**To be done:** Go through the listing and return every line with "that" in it.

**Material to process:**
━━━━━━━━━━

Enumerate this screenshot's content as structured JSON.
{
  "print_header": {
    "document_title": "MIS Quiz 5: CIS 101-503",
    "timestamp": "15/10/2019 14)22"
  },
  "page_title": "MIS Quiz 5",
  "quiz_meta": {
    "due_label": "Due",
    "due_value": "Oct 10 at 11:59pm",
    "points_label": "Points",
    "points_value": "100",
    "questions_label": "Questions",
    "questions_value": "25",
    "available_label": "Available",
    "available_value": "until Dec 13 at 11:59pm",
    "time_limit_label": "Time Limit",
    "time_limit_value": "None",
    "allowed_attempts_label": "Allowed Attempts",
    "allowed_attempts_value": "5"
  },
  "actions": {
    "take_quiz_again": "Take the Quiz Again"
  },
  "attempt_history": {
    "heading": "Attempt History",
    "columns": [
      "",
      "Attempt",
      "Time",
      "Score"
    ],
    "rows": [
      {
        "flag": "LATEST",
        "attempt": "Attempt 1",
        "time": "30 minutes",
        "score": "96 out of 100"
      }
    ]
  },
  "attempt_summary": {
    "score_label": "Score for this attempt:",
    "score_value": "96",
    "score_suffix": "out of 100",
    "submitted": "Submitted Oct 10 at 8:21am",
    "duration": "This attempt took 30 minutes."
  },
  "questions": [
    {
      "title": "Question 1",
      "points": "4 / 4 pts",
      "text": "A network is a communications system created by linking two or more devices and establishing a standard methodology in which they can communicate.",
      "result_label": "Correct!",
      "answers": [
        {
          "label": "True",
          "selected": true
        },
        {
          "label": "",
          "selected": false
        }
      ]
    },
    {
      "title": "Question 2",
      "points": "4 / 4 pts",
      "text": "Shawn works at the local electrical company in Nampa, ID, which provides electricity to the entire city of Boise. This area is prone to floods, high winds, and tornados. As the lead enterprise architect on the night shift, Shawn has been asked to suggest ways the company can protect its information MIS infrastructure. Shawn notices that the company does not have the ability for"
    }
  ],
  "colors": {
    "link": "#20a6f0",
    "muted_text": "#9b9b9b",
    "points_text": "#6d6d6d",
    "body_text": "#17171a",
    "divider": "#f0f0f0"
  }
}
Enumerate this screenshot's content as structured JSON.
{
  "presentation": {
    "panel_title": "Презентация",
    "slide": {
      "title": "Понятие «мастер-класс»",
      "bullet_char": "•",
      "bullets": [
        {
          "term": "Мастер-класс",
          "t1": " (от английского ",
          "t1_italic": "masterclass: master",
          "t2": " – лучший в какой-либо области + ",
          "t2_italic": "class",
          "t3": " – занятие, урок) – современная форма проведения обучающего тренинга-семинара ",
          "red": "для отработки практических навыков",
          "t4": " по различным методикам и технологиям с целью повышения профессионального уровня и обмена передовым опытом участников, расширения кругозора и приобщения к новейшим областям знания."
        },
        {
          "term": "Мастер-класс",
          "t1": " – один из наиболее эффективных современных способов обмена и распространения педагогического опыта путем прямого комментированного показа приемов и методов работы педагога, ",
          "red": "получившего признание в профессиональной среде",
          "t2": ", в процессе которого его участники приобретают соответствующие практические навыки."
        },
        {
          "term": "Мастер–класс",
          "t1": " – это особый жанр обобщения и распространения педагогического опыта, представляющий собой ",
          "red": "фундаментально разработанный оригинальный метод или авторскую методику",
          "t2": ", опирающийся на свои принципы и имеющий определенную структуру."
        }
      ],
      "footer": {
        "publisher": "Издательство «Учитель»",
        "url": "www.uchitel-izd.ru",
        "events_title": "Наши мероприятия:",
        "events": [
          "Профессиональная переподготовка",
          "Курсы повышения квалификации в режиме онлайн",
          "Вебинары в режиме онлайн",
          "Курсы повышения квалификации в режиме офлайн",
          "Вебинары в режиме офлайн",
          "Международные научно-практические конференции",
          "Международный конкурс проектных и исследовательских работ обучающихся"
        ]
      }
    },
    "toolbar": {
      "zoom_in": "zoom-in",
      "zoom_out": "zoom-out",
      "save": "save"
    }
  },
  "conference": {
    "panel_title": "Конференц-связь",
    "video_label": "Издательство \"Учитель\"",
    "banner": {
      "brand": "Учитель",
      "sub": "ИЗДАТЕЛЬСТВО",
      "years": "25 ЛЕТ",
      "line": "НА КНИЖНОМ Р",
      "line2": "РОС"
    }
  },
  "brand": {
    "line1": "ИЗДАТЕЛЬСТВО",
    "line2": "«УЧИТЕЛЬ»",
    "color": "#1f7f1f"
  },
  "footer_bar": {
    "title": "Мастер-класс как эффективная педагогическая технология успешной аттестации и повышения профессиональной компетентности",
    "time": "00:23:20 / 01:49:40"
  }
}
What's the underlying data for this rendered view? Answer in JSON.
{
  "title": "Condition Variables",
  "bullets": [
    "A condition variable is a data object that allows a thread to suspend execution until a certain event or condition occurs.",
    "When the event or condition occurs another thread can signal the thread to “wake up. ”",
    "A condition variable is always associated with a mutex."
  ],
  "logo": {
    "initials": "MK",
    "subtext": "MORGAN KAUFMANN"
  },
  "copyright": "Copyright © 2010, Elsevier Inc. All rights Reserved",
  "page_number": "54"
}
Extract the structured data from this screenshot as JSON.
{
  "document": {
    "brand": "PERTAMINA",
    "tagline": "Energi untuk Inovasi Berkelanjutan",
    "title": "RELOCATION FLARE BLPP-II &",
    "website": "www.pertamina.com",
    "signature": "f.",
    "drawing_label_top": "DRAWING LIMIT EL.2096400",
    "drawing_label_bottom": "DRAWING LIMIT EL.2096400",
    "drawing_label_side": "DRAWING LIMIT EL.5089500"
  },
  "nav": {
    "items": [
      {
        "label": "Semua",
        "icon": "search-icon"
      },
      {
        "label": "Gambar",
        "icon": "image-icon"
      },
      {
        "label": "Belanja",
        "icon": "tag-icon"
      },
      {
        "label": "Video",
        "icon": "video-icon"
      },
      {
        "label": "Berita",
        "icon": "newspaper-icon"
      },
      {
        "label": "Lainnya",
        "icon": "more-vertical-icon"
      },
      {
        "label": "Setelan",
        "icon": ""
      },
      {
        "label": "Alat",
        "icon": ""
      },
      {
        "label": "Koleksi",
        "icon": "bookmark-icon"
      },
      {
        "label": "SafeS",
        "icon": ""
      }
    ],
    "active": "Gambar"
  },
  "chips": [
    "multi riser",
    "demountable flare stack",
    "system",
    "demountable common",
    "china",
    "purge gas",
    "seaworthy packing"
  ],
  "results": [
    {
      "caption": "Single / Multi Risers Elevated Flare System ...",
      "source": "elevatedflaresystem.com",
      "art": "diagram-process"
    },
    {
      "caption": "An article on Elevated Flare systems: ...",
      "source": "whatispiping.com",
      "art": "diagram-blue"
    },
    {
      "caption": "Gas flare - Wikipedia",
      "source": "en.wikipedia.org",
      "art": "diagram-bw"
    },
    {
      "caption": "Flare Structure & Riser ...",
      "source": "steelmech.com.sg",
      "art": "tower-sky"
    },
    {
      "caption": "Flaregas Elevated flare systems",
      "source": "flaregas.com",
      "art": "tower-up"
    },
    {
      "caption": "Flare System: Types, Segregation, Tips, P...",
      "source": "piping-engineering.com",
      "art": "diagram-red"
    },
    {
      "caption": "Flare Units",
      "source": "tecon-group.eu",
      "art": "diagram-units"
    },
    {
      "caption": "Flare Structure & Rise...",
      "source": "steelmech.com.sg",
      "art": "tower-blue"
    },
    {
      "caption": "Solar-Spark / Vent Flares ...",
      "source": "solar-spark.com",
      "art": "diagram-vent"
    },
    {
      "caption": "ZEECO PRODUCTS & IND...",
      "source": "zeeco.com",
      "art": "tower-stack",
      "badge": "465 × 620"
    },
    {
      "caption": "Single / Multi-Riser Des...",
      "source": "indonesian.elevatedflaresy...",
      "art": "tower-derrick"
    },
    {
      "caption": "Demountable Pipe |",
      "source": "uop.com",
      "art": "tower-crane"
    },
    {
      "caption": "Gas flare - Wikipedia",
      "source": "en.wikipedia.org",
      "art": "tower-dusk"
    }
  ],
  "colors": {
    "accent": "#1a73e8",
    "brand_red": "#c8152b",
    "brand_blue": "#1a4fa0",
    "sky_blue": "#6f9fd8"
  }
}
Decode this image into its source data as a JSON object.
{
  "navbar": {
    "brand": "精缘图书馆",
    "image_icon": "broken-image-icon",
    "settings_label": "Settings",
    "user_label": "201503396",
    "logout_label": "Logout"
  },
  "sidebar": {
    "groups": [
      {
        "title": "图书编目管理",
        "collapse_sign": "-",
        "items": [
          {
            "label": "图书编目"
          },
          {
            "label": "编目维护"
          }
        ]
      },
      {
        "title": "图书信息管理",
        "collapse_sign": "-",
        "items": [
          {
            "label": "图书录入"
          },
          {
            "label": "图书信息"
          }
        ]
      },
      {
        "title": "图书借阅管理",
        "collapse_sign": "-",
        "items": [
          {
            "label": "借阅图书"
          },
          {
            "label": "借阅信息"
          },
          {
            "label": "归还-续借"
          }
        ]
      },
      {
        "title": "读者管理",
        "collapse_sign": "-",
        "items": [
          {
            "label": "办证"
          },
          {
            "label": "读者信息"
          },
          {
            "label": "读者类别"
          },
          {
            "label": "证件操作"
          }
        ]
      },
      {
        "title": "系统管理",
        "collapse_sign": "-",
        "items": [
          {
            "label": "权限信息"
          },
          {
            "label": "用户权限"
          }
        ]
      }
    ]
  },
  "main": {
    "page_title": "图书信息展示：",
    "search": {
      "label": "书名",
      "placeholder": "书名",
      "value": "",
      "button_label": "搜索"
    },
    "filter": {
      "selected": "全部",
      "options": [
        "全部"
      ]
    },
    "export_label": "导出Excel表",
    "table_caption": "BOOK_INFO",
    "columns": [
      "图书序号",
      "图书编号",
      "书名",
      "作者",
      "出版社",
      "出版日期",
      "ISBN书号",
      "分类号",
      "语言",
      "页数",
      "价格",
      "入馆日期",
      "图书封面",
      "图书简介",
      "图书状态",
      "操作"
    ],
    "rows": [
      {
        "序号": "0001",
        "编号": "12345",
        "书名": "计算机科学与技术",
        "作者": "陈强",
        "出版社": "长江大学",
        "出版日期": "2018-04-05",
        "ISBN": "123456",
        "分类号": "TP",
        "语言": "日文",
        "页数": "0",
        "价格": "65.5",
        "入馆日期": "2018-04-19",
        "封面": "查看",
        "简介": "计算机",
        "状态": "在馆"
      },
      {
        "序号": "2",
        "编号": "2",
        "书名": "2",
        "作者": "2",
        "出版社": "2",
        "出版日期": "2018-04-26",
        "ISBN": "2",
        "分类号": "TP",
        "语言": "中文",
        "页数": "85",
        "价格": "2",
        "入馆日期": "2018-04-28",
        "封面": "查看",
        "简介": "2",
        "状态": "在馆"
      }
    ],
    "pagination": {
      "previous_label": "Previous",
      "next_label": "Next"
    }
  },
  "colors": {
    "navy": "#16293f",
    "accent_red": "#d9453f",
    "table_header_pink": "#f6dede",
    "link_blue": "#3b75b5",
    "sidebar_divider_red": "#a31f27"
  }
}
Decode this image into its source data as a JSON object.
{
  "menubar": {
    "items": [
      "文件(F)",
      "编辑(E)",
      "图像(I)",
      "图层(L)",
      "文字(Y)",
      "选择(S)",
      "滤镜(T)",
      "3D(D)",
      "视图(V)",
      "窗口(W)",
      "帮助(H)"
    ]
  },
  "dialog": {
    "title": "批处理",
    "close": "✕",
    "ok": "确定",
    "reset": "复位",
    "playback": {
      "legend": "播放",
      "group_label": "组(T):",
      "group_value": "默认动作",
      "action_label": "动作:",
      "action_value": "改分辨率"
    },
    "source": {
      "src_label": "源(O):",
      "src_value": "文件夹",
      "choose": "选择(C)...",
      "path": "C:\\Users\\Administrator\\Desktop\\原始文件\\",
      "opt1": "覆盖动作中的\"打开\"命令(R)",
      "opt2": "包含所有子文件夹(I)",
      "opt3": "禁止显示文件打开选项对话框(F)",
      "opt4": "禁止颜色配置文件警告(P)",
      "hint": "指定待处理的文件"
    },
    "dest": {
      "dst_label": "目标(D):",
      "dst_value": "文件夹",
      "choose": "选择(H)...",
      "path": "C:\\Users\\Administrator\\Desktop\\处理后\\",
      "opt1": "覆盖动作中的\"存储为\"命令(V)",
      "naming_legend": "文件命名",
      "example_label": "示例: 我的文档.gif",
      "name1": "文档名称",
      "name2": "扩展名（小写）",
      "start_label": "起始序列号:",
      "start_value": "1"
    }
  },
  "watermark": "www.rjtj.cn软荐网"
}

━━━━━━━━━━

**Exercise response:**
      "text": "Shawn works at the local electrical company in Nampa, ID, which provides electricity to the entire city of Boise. This area is prone to floods, high winds, and tornados. As the lead enterprise architect on the night shift, Shawn has been asked to suggest ways the company can protect its information MIS infrastructure. Shawn notices that the company does not have the ability for"
    "A condition variable is a data object that allows a thread to suspend execution until a certain event or condition occurs.",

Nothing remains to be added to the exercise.